Your task is to repeat the entries word for word while leaving out the pictures.
********************
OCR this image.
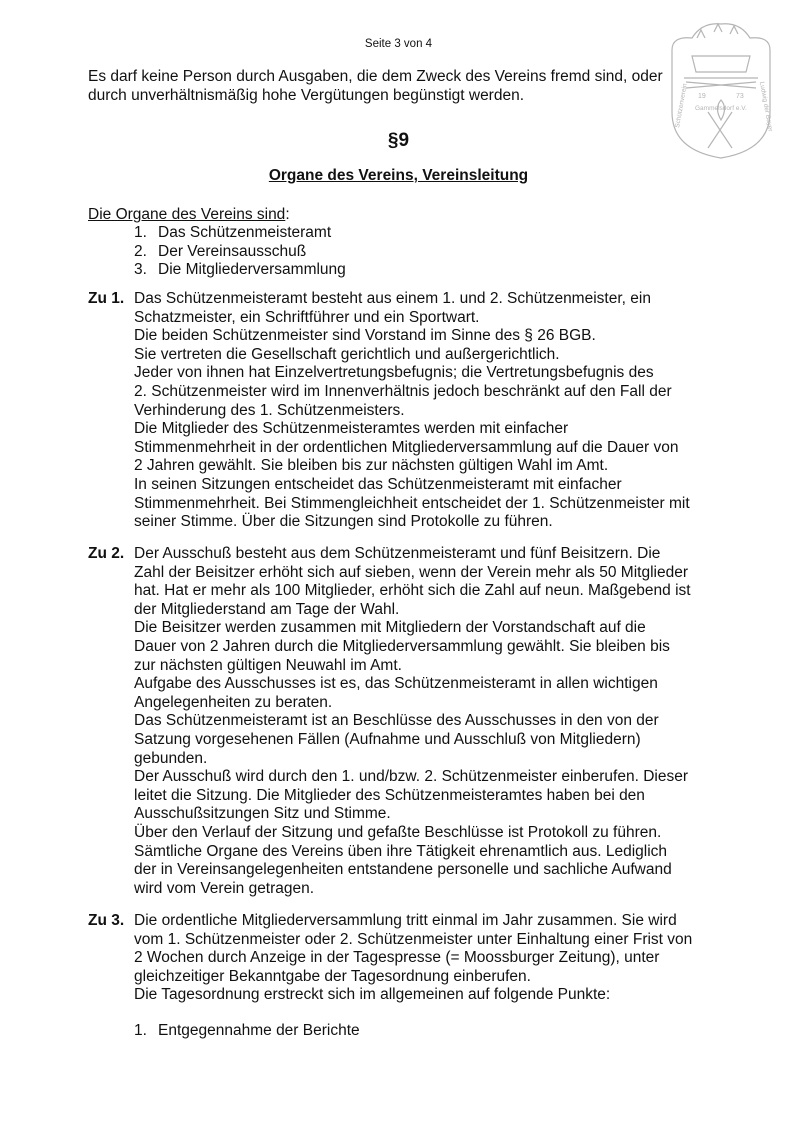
Seite 3 von 4
Es darf keine Person durch Ausgaben, die dem Zweck des Vereins fremd sind, oder
durch unverhältnismäßig hohe Vergütungen begünstigt werden.
§9
Organe des Vereins, Vereinsleitung
Die Organe des Vereins sind:
1. Das Schützenmeisteramt
2. Der Vereinsausschuß
3. Die Mitgliederversammlung
Zu 1. Das Schützenmeisteramt besteht aus einem 1. und 2. Schützenmeister, ein
Schatzmeister, ein Schriftführer und ein Sportwart.
Die beiden Schützenmeister sind Vorstand im Sinne des § 26 BGB.
Sie vertreten die Gesellschaft gerichtlich und außergerichtlich.
Jeder von ihnen hat Einzelvertretungsbefugnis; die Vertretungsbefugnis des
2. Schützenmeister wird im Innenverhältnis jedoch beschränkt auf den Fall der
Verhinderung des 1. Schützenmeisters.
Die Mitglieder des Schützenmeisteramtes werden mit einfacher
Stimmenmehrheit in der ordentlichen Mitgliederversammlung auf die Dauer von
2 Jahren gewählt. Sie bleiben bis zur nächsten gültigen Wahl im Amt.
In seinen Sitzungen entscheidet das Schützenmeisteramt mit einfacher
Stimmenmehrheit. Bei Stimmengleichheit entscheidet der 1. Schützenmeister mit
seiner Stimme. Über die Sitzungen sind Protokolle zu führen.
Zu 2. Der Ausschuß besteht aus dem Schützenmeisteramt und fünf Beisitzern. Die
Zahl der Beisitzer erhöht sich auf sieben, wenn der Verein mehr als 50 Mitglieder
hat. Hat er mehr als 100 Mitglieder, erhöht sich die Zahl auf neun. Maßgebend ist
der Mitgliederstand am Tage der Wahl.
Die Beisitzer werden zusammen mit Mitgliedern der Vorstandschaft auf die
Dauer von 2 Jahren durch die Mitgliederversammlung gewählt. Sie bleiben bis
zur nächsten gültigen Neuwahl im Amt.
Aufgabe des Ausschusses ist es, das Schützenmeisteramt in allen wichtigen
Angelegenheiten zu beraten.
Das Schützenmeisteramt ist an Beschlüsse des Ausschusses in den von der
Satzung vorgesehenen Fällen (Aufnahme und Ausschluß von Mitgliedern)
gebunden.
Der Ausschuß wird durch den 1. und/bzw. 2. Schützenmeister einberufen. Dieser
leitet die Sitzung. Die Mitglieder des Schützenmeisteramtes haben bei den
Ausschußsitzungen Sitz und Stimme.
Über den Verlauf der Sitzung und gefaßte Beschlüsse ist Protokoll zu führen.
Sämtliche Organe des Vereins üben ihre Tätigkeit ehrenamtlich aus. Lediglich
der in Vereinsangelegenheiten entstandene personelle und sachliche Aufwand
wird vom Verein getragen.
Zu 3. Die ordentliche Mitgliederversammlung tritt einmal im Jahr zusammen. Sie wird
vom 1. Schützenmeister oder 2. Schützenmeister unter Einhaltung einer Frist von
2 Wochen durch Anzeige in der Tagespresse (= Moossburger Zeitung), unter
gleichzeitiger Bekanntgabe der Tagesordnung einberufen.
Die Tagesordnung erstreckt sich im allgemeinen auf folgende Punkte:
1. Entgegennahme der Berichte
19	73
Gammelsdorf e.V.
Schützenverein	Ludwig der Bayer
********************
-- SOLVED EXERCISE --
OCR this image.
Seite 3 von 4
Es darf keine Person durch Ausgaben, die dem Zweck des Vereins fremd sind, oder
durch unverhältnismäßig hohe Vergütungen begünstigt werden.
§9
Organe des Vereins, Vereinsleitung
Die Organe des Vereins sind:
1. Das Schützenmeisteramt
2. Der Vereinsausschuß
3. Die Mitgliederversammlung
Zu 1. Das Schützenmeisteramt besteht aus einem 1. und 2. Schützenmeister, ein
Schatzmeister, ein Schriftführer und ein Sportwart.
Die beiden Schützenmeister sind Vorstand im Sinne des § 26 BGB.
Sie vertreten die Gesellschaft gerichtlich und außergerichtlich.
Jeder von ihnen hat Einzelvertretungsbefugnis; die Vertretungsbefugnis des
2. Schützenmeister wird im Innenverhältnis jedoch beschränkt auf den Fall der
Verhinderung des 1. Schützenmeisters.
Die Mitglieder des Schützenmeisteramtes werden mit einfacher
Stimmenmehrheit in der ordentlichen Mitgliederversammlung auf die Dauer von
2 Jahren gewählt. Sie bleiben bis zur nächsten gültigen Wahl im Amt.
In seinen Sitzungen entscheidet das Schützenmeisteramt mit einfacher
Stimmenmehrheit. Bei Stimmengleichheit entscheidet der 1. Schützenmeister mit
seiner Stimme. Über die Sitzungen sind Protokolle zu führen.
Zu 2. Der Ausschuß besteht aus dem Schützenmeisteramt und fünf Beisitzern. Die
Zahl der Beisitzer erhöht sich auf sieben, wenn der Verein mehr als 50 Mitglieder
hat. Hat er mehr als 100 Mitglieder, erhöht sich die Zahl auf neun. Maßgebend ist
der Mitgliederstand am Tage der Wahl.
Die Beisitzer werden zusammen mit Mitgliedern der Vorstandschaft auf die
Dauer von 2 Jahren durch die Mitgliederversammlung gewählt. Sie bleiben bis
zur nächsten gültigen Neuwahl im Amt.
Aufgabe des Ausschusses ist es, das Schützenmeisteramt in allen wichtigen
Angelegenheiten zu beraten.
Das Schützenmeisteramt ist an Beschlüsse des Ausschusses in den von der
Satzung vorgesehenen Fällen (Aufnahme und Ausschluß von Mitgliedern)
gebunden.
Der Ausschuß wird durch den 1. und/bzw. 2. Schützenmeister einberufen. Dieser
leitet die Sitzung. Die Mitglieder des Schützenmeisteramtes haben bei den
Ausschußsitzungen Sitz und Stimme.
Über den Verlauf der Sitzung und gefaßte Beschlüsse ist Protokoll zu führen.
Sämtliche Organe des Vereins üben ihre Tätigkeit ehrenamtlich aus. Lediglich
der in Vereinsangelegenheiten entstandene personelle und sachliche Aufwand
wird vom Verein getragen.
Zu 3. Die ordentliche Mitgliederversammlung tritt einmal im Jahr zusammen. Sie wird
vom 1. Schützenmeister oder 2. Schützenmeister unter Einhaltung einer Frist von
2 Wochen durch Anzeige in der Tagespresse (= Moossburger Zeitung), unter
gleichzeitiger Bekanntgabe der Tagesordnung einberufen.
Die Tagesordnung erstreckt sich im allgemeinen auf folgende Punkte:
1. Entgegennahme der Berichte
19	73
Gammelsdorf e.V.
Schützenverein	Ludwig der Bayer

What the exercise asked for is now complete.